Aim of the exercise:
Copy the records below exactly as they are written.

** START Data records **

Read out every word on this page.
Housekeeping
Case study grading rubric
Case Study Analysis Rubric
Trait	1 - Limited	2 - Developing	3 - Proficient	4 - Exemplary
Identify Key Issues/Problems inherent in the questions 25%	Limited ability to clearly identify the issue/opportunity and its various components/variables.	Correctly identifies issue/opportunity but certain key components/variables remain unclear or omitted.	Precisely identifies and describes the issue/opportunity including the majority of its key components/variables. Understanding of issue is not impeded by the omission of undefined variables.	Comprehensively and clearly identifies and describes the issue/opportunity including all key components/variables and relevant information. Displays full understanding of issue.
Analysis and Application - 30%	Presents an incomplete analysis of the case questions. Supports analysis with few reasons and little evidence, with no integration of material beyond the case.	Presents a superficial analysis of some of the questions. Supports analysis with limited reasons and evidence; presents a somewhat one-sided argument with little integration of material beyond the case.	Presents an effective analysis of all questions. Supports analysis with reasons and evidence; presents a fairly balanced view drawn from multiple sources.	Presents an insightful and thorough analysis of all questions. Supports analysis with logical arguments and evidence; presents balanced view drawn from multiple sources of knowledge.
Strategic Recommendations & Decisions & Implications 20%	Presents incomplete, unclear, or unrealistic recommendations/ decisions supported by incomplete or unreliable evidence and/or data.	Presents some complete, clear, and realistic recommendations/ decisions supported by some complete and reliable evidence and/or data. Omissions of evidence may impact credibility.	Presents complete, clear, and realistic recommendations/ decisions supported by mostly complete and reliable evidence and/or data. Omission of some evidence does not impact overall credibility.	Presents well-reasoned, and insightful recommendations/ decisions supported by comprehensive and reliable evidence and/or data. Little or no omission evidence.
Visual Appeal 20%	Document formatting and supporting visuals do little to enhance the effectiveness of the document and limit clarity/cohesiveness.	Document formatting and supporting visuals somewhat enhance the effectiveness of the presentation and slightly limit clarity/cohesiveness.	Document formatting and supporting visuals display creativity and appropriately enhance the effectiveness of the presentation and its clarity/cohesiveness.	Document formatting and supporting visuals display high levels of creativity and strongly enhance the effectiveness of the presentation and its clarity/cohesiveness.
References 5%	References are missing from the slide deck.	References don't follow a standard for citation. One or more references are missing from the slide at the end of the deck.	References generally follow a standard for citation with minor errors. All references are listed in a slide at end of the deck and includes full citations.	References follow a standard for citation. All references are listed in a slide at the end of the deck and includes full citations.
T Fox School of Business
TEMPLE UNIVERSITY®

** END Data records **

Final result:
Read out every word on this page.
Housekeeping
Case study grading rubric
Case Study Analysis Rubric
Trait	1 - Limited	2 - Developing	3 - Proficient	4 - Exemplary
Identify Key Issues/Problems inherent in the questions 25%	Limited ability to clearly identify the issue/opportunity and its various components/variables.	Correctly identifies issue/opportunity but certain key components/variables remain unclear or omitted.	Precisely identifies and describes the issue/opportunity including the majority of its key components/variables. Understanding of issue is not impeded by the omission of undefined variables.	Comprehensively and clearly identifies and describes the issue/opportunity including all key components/variables and relevant information. Displays full understanding of issue.
Analysis and Application - 30%	Presents an incomplete analysis of the case questions. Supports analysis with few reasons and little evidence, with no integration of material beyond the case.	Presents a superficial analysis of some of the questions. Supports analysis with limited reasons and evidence; presents a somewhat one-sided argument with little integration of material beyond the case.	Presents an effective analysis of all questions. Supports analysis with reasons and evidence; presents a fairly balanced view drawn from multiple sources.	Presents an insightful and thorough analysis of all questions. Supports analysis with logical arguments and evidence; presents balanced view drawn from multiple sources of knowledge.
Strategic Recommendations & Decisions & Implications 20%	Presents incomplete, unclear, or unrealistic recommendations/ decisions supported by incomplete or unreliable evidence and/or data.	Presents some complete, clear, and realistic recommendations/ decisions supported by some complete and reliable evidence and/or data. Omissions of evidence may impact credibility.	Presents complete, clear, and realistic recommendations/ decisions supported by mostly complete and reliable evidence and/or data. Omission of some evidence does not impact overall credibility.	Presents well-reasoned, and insightful recommendations/ decisions supported by comprehensive and reliable evidence and/or data. Little or no omission evidence.
Visual Appeal 20%	Document formatting and supporting visuals do little to enhance the effectiveness of the document and limit clarity/cohesiveness.	Document formatting and supporting visuals somewhat enhance the effectiveness of the presentation and slightly limit clarity/cohesiveness.	Document formatting and supporting visuals display creativity and appropriately enhance the effectiveness of the presentation and its clarity/cohesiveness.	Document formatting and supporting visuals display high levels of creativity and strongly enhance the effectiveness of the presentation and its clarity/cohesiveness.
References 5%	References are missing from the slide deck.	References don't follow a standard for citation. One or more references are missing from the slide at the end of the deck.	References generally follow a standard for citation with minor errors. All references are listed in a slide at end of the deck and includes full citations.	References follow a standard for citation. All references are listed in a slide at the end of the deck and includes full citations.
T Fox School of Business
TEMPLE UNIVERSITY®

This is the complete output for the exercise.